:: RECORDS TO PROCESS ::
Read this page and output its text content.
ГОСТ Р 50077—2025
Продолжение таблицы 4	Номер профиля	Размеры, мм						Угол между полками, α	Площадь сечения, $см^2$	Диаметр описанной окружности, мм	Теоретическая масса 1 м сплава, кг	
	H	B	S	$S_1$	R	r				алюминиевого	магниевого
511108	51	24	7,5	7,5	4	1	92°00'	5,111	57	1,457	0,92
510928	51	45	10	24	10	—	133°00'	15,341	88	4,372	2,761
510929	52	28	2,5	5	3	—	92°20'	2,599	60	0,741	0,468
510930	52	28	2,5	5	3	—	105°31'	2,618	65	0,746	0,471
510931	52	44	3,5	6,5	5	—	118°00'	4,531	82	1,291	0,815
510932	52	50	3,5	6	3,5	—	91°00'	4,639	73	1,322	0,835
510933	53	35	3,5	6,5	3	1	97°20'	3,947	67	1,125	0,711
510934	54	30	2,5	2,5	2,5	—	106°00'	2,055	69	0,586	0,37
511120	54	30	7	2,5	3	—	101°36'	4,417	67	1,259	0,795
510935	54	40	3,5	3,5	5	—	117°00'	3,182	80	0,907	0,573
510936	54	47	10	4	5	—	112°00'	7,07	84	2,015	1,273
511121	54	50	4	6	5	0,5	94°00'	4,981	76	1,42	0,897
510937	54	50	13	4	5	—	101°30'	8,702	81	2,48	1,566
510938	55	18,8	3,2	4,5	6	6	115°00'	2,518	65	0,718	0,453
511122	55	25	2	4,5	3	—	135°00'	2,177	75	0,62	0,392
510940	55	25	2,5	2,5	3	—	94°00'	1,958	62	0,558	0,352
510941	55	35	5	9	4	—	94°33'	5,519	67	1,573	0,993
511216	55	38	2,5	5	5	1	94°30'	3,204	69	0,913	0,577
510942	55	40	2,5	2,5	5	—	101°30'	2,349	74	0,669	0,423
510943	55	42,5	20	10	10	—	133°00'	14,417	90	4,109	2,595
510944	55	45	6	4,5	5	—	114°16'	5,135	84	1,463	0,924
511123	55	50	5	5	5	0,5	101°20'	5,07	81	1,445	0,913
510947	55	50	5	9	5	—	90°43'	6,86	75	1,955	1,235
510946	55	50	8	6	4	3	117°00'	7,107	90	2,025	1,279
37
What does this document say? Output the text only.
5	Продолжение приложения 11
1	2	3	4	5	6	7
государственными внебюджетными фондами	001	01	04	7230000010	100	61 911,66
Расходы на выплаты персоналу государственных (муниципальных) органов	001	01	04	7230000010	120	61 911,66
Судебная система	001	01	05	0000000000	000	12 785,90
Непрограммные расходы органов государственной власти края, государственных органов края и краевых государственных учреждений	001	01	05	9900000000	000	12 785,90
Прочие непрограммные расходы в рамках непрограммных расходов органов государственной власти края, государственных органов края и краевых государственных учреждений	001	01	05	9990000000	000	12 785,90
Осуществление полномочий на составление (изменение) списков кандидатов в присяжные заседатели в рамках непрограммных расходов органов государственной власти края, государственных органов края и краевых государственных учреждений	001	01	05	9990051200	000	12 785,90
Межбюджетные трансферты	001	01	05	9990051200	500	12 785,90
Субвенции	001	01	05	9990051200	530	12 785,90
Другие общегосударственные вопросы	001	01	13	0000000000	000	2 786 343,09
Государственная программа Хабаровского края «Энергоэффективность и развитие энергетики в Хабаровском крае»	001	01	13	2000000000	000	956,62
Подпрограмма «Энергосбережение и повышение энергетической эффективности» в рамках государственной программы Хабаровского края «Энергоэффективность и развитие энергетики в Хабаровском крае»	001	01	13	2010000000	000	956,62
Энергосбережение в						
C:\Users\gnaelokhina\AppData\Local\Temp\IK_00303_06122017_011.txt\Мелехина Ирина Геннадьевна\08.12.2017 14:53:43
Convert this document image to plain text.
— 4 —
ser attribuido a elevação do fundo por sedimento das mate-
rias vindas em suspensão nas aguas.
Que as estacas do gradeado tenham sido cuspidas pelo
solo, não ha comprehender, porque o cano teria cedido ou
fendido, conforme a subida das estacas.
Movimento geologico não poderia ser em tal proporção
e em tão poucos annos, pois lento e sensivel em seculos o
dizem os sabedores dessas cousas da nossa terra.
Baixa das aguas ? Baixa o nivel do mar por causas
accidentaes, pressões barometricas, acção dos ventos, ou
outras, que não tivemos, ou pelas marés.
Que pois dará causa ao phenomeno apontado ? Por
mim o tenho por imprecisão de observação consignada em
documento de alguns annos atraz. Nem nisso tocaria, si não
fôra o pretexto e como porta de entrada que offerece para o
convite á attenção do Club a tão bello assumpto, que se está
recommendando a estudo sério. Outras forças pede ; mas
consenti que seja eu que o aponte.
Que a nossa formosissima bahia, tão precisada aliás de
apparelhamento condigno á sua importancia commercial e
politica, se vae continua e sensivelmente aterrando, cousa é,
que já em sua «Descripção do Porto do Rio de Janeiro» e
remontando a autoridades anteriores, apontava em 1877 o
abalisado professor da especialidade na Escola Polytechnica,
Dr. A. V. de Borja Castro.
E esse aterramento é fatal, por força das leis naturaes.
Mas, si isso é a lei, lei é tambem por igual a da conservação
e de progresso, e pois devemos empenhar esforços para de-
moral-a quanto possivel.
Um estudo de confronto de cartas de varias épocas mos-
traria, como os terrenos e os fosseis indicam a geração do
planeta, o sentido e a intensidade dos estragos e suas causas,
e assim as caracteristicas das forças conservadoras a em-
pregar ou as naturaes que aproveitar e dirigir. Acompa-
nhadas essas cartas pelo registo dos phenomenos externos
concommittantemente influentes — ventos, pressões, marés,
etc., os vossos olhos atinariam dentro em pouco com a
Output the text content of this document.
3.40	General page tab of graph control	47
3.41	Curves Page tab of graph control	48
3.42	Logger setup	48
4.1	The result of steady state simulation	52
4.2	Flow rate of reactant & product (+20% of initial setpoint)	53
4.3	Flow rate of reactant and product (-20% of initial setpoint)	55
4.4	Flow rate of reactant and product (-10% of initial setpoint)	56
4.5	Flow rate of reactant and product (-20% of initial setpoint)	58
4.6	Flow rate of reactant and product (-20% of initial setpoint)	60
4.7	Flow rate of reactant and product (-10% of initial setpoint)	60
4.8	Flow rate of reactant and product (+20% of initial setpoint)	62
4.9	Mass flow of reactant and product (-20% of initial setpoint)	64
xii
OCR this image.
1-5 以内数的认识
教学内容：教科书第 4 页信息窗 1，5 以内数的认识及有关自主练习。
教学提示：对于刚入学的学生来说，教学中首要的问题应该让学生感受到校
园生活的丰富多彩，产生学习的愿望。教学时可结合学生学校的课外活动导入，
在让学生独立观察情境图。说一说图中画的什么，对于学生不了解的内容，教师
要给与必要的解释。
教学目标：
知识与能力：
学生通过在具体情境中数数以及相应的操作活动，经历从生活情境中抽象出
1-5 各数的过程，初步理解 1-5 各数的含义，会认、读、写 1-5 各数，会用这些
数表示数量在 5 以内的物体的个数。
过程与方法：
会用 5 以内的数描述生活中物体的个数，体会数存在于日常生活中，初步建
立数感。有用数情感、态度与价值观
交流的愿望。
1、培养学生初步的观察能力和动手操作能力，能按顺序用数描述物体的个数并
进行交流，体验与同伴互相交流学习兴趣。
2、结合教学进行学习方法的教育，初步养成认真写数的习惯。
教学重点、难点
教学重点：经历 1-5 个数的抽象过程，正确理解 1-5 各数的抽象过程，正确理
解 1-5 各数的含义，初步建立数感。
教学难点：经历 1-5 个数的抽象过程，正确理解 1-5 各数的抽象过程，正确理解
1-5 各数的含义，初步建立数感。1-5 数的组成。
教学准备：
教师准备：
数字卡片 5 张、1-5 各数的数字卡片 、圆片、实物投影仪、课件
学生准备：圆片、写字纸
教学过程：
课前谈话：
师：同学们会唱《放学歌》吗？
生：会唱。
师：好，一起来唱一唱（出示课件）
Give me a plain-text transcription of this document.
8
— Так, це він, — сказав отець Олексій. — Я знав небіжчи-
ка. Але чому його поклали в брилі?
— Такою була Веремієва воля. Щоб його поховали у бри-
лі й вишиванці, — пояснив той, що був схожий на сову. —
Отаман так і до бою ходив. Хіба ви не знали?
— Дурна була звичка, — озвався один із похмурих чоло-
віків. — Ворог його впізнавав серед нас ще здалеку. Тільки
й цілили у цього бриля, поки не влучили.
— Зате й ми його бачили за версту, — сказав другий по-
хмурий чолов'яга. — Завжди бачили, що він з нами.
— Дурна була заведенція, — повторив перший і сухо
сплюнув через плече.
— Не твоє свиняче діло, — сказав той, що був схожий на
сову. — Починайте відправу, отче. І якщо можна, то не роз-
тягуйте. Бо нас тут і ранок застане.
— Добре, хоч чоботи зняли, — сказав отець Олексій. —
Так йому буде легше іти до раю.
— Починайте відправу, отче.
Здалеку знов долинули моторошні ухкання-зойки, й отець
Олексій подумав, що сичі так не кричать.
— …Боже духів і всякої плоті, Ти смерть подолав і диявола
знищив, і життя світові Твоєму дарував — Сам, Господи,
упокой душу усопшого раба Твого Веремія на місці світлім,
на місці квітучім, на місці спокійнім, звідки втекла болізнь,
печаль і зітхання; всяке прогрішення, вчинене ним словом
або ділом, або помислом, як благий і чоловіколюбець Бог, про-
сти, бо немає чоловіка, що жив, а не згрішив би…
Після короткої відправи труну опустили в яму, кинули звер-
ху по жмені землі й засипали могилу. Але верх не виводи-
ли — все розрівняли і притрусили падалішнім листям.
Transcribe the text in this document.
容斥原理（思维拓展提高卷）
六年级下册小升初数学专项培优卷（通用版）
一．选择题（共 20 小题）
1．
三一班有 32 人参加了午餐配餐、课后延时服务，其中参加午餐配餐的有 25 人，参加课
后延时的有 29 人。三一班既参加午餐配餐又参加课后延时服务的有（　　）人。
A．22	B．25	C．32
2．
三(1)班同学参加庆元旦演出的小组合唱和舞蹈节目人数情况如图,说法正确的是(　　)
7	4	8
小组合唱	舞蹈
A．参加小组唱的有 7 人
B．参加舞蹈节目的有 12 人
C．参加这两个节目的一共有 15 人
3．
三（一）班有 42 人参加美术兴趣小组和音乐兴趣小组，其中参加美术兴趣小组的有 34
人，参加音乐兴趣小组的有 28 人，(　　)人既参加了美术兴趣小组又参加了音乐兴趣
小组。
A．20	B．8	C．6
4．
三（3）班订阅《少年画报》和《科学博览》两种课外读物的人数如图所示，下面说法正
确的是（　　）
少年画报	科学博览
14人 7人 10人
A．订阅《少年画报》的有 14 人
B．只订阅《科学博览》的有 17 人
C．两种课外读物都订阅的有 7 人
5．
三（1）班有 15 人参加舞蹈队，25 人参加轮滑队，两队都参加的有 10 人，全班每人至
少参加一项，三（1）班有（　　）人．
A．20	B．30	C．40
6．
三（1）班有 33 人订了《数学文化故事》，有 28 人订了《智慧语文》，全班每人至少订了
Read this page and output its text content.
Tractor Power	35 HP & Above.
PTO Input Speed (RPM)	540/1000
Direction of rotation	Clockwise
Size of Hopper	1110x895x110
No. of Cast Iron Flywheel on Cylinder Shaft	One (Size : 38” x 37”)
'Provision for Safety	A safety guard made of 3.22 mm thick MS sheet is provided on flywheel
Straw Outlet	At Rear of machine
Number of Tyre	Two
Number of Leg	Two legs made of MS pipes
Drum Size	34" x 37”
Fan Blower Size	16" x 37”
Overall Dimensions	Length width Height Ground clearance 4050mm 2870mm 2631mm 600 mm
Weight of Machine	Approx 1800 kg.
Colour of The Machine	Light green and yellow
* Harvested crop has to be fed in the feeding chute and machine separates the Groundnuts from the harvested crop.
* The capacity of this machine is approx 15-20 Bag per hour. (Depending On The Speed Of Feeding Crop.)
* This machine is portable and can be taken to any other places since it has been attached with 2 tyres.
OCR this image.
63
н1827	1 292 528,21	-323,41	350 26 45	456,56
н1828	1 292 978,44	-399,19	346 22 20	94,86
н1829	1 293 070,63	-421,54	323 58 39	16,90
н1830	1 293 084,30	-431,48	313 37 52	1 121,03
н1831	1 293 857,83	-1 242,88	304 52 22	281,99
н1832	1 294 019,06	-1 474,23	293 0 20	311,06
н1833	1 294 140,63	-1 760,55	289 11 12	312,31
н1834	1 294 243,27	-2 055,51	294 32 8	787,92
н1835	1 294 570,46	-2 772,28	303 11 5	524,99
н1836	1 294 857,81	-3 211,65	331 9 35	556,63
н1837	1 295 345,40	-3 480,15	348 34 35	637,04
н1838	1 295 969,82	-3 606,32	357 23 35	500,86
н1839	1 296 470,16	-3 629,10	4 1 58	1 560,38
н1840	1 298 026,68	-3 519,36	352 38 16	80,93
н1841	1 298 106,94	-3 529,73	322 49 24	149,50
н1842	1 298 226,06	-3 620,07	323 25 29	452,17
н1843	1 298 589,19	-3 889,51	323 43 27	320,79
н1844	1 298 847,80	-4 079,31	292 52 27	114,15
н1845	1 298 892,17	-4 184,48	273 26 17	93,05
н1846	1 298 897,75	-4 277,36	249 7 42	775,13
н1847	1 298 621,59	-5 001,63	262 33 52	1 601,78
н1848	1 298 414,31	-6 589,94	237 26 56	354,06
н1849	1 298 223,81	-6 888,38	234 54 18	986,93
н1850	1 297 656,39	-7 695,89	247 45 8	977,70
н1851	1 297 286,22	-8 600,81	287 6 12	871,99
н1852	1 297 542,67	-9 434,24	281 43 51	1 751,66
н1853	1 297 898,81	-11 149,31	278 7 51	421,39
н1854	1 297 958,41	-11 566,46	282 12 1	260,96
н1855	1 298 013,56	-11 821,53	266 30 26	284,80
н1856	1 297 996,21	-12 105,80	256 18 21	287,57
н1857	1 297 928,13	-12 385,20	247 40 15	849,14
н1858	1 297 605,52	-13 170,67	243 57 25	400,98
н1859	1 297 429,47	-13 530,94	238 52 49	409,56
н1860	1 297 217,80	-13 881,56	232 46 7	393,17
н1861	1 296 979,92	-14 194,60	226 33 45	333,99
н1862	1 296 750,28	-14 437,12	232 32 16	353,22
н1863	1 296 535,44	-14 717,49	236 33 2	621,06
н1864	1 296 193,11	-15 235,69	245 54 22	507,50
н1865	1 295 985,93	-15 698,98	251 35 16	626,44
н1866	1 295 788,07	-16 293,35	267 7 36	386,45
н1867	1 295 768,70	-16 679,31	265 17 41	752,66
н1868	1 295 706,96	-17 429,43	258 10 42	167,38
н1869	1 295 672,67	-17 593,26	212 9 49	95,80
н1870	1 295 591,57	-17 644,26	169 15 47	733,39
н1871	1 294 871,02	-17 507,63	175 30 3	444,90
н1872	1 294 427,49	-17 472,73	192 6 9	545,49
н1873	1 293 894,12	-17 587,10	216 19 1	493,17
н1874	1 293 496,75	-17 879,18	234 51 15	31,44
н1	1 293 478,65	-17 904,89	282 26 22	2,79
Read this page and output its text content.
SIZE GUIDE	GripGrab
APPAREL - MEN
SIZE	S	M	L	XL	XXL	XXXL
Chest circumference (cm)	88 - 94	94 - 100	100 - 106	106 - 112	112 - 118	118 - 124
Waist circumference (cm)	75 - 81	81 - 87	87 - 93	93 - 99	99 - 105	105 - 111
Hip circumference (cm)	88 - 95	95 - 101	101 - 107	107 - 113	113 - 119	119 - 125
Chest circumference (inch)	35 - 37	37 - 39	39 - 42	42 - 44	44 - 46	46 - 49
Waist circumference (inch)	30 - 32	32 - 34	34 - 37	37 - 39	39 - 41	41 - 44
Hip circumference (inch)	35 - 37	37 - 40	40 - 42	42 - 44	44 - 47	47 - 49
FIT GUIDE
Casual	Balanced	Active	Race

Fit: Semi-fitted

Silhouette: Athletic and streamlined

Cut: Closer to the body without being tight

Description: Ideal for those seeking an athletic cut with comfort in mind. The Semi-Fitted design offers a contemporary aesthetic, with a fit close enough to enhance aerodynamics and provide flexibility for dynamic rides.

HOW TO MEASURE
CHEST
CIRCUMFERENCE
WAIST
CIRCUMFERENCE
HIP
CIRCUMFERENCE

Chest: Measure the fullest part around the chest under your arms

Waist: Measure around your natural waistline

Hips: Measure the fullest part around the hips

:: WHAT YOU ARE ASKED TO DO ::
How many of the listing's lines contain "pressões"? Respond with a single number and nothing else.

:: WRITTEN ANSWER ::
2